* **PROVIDED ENTRIES**:
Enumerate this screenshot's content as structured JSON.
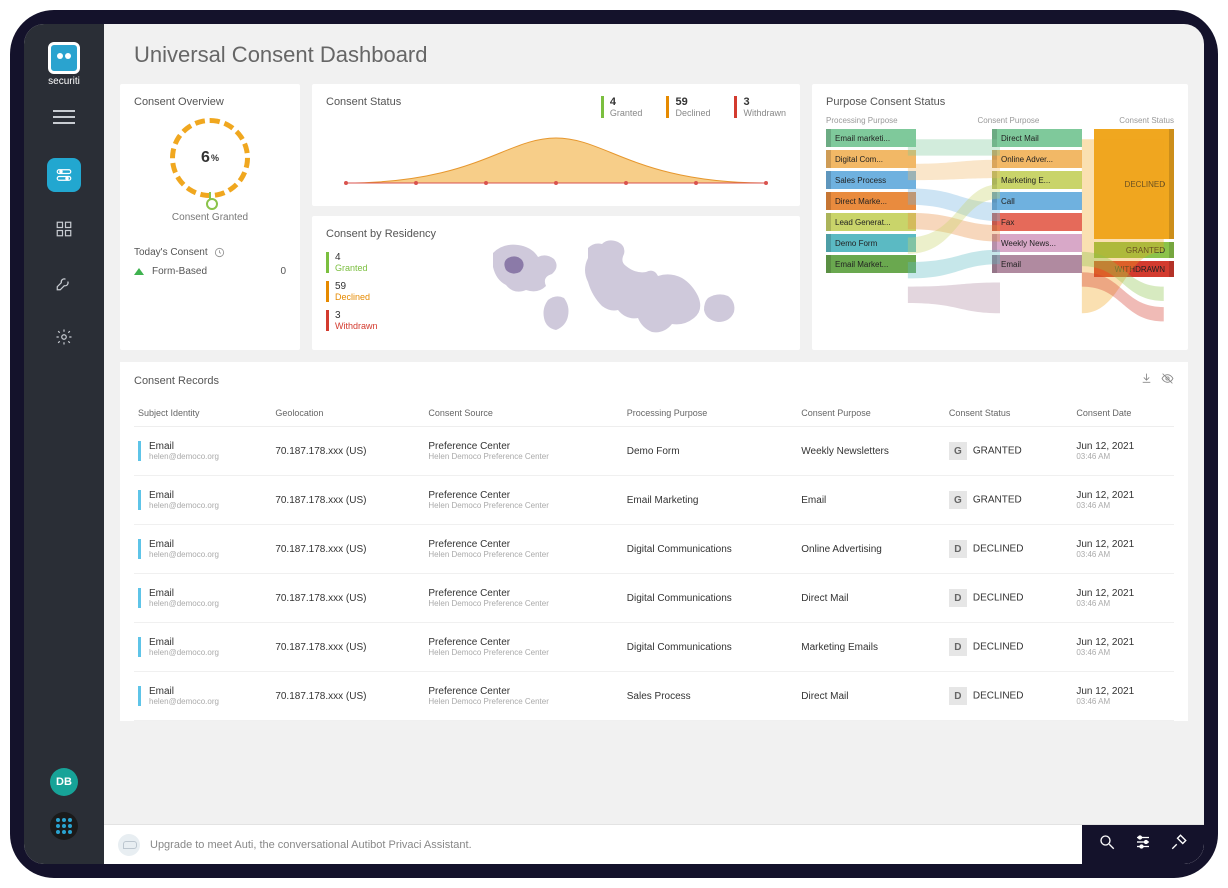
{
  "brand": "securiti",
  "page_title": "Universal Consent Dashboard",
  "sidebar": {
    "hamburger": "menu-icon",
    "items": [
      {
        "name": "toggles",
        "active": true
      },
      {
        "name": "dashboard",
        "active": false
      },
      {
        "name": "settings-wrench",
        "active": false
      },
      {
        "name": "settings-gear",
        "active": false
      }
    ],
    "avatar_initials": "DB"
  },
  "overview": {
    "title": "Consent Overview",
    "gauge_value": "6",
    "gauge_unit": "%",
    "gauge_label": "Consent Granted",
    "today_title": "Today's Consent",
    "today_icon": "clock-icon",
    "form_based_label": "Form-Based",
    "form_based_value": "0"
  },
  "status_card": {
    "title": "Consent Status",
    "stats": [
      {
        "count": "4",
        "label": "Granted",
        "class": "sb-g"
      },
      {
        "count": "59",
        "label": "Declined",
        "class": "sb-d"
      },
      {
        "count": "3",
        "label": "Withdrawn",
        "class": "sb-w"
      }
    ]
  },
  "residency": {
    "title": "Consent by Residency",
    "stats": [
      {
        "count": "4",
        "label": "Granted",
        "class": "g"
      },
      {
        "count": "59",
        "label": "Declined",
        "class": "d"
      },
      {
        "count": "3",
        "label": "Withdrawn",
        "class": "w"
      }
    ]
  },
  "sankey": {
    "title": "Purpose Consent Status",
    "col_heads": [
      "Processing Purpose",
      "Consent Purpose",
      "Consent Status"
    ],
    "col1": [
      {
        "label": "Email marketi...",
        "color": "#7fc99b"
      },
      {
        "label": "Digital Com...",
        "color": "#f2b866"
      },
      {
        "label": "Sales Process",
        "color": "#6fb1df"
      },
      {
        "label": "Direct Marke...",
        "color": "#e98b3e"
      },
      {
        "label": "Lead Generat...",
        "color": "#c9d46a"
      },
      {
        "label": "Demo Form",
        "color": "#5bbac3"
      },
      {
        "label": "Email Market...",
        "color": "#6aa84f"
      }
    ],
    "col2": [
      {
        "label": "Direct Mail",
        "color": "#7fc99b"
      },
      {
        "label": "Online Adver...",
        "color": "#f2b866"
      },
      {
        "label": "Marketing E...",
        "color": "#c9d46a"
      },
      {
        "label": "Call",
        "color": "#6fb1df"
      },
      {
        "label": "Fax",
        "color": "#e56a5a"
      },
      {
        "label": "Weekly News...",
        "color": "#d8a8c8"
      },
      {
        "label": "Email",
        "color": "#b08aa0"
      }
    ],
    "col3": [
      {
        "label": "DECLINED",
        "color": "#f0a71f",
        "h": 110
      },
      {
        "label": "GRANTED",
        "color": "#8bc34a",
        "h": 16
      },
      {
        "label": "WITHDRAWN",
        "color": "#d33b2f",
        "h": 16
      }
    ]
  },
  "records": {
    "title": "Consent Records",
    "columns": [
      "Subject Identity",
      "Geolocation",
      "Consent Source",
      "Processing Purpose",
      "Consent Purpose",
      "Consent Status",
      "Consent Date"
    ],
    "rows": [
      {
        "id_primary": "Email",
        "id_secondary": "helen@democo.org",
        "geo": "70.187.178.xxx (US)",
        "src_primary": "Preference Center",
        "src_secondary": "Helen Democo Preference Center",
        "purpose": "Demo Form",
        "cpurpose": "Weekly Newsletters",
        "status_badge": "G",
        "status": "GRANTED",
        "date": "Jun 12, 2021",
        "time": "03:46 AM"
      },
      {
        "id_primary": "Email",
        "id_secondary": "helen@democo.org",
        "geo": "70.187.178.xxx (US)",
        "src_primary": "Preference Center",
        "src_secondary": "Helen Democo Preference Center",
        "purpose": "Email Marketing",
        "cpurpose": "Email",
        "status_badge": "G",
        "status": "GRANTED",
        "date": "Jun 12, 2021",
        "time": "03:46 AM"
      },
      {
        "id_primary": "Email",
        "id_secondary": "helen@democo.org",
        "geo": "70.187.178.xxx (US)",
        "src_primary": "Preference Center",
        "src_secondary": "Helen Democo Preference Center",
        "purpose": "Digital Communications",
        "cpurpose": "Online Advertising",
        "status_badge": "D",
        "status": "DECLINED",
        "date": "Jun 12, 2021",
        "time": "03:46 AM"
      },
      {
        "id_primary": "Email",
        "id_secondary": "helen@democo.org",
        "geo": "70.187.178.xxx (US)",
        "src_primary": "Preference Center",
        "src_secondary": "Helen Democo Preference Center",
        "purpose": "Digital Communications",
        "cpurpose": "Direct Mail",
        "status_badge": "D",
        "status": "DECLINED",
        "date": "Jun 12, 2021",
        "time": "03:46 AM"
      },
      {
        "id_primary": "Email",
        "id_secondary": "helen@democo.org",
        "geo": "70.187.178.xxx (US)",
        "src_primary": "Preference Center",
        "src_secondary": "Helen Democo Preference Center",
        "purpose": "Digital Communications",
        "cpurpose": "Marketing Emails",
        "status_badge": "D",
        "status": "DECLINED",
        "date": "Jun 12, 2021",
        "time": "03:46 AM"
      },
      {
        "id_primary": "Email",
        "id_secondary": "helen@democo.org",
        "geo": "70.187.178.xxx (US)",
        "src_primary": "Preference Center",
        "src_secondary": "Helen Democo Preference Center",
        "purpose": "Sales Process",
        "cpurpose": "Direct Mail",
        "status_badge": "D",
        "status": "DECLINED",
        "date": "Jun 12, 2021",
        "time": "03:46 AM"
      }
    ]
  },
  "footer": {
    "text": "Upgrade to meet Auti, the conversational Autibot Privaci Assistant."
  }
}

* **EXERCISE OBJECTIVE**:
Count each line with "Online" in it and report that figure by itself.

* **RESULT OF THE EXERCISE**:
2